Written request –
Make an exact copy of the records, dropping all pictures.

Entries from a dataset –
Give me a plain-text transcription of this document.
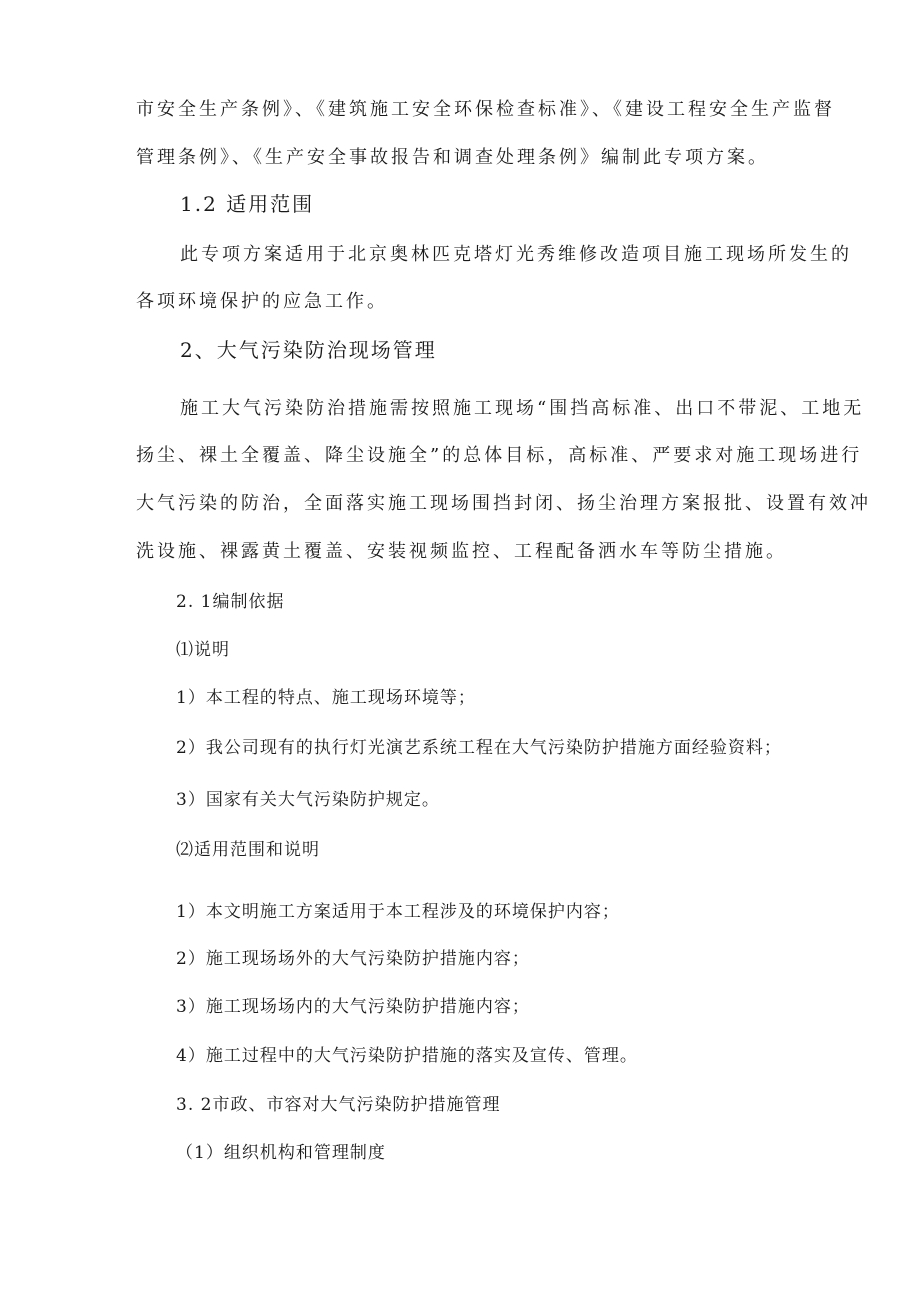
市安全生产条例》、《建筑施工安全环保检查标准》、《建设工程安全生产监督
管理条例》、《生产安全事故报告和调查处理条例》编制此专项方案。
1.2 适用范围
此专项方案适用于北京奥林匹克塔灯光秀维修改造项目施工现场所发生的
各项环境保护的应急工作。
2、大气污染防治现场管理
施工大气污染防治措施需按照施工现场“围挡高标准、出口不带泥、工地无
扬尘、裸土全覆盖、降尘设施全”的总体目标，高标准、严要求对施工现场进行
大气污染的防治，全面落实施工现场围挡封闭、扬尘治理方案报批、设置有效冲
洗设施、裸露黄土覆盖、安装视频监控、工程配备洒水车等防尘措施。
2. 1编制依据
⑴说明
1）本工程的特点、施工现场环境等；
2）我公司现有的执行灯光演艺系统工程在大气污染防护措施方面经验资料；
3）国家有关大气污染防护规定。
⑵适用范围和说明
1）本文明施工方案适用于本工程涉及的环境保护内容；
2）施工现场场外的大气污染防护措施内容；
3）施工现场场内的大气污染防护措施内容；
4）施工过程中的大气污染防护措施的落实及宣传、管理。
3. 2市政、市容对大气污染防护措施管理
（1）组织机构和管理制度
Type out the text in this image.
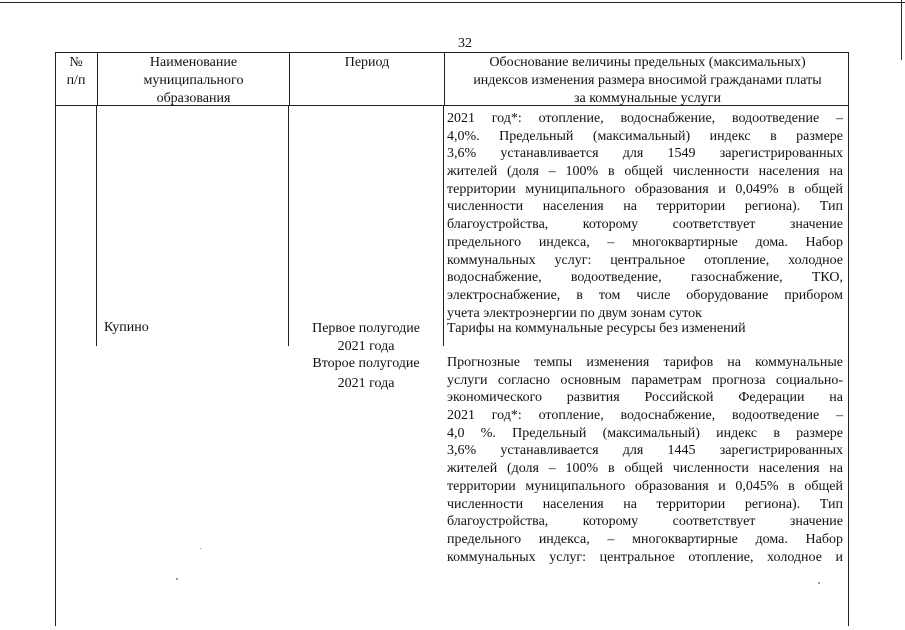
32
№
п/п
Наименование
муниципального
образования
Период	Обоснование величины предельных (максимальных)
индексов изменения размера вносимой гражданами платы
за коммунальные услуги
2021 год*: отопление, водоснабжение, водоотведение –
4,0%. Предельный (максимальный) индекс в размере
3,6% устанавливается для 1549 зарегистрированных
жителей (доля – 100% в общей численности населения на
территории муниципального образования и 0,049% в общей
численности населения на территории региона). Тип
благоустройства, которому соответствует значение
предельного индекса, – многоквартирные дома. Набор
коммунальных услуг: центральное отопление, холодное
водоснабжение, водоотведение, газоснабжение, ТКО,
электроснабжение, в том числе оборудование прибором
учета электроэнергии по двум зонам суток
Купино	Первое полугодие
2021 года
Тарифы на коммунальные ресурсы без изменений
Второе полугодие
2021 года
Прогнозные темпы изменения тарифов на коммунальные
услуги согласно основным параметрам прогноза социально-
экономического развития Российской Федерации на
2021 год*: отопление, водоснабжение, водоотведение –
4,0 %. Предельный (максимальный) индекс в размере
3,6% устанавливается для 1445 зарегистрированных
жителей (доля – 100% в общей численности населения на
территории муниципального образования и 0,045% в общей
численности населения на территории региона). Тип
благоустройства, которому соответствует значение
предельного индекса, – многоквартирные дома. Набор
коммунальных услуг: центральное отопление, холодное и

Exercise solution –
Give me a plain-text transcription of this document.
市安全生产条例》、《建筑施工安全环保检查标准》、《建设工程安全生产监督
管理条例》、《生产安全事故报告和调查处理条例》编制此专项方案。
1.2 适用范围
此专项方案适用于北京奥林匹克塔灯光秀维修改造项目施工现场所发生的
各项环境保护的应急工作。
2、大气污染防治现场管理
施工大气污染防治措施需按照施工现场“围挡高标准、出口不带泥、工地无
扬尘、裸土全覆盖、降尘设施全”的总体目标，高标准、严要求对施工现场进行
大气污染的防治，全面落实施工现场围挡封闭、扬尘治理方案报批、设置有效冲
洗设施、裸露黄土覆盖、安装视频监控、工程配备洒水车等防尘措施。
2. 1编制依据
⑴说明
1）本工程的特点、施工现场环境等；
2）我公司现有的执行灯光演艺系统工程在大气污染防护措施方面经验资料；
3）国家有关大气污染防护规定。
⑵适用范围和说明
1）本文明施工方案适用于本工程涉及的环境保护内容；
2）施工现场场外的大气污染防护措施内容；
3）施工现场场内的大气污染防护措施内容；
4）施工过程中的大气污染防护措施的落实及宣传、管理。
3. 2市政、市容对大气污染防护措施管理
（1）组织机构和管理制度
Type out the text in this image.
32
№
п/п
Наименование
муниципального
образования
Период	Обоснование величины предельных (максимальных)
индексов изменения размера вносимой гражданами платы
за коммунальные услуги
2021 год*: отопление, водоснабжение, водоотведение –
4,0%. Предельный (максимальный) индекс в размере
3,6% устанавливается для 1549 зарегистрированных
жителей (доля – 100% в общей численности населения на
территории муниципального образования и 0,049% в общей
численности населения на территории региона). Тип
благоустройства, которому соответствует значение
предельного индекса, – многоквартирные дома. Набор
коммунальных услуг: центральное отопление, холодное
водоснабжение, водоотведение, газоснабжение, ТКО,
электроснабжение, в том числе оборудование прибором
учета электроэнергии по двум зонам суток
Купино	Первое полугодие
2021 года
Тарифы на коммунальные ресурсы без изменений
Второе полугодие
2021 года
Прогнозные темпы изменения тарифов на коммунальные
услуги согласно основным параметрам прогноза социально-
экономического развития Российской Федерации на
2021 год*: отопление, водоснабжение, водоотведение –
4,0 %. Предельный (максимальный) индекс в размере
3,6% устанавливается для 1445 зарегистрированных
жителей (доля – 100% в общей численности населения на
территории муниципального образования и 0,045% в общей
численности населения на территории региона). Тип
благоустройства, которому соответствует значение
предельного индекса, – многоквартирные дома. Набор
коммунальных услуг: центральное отопление, холодное и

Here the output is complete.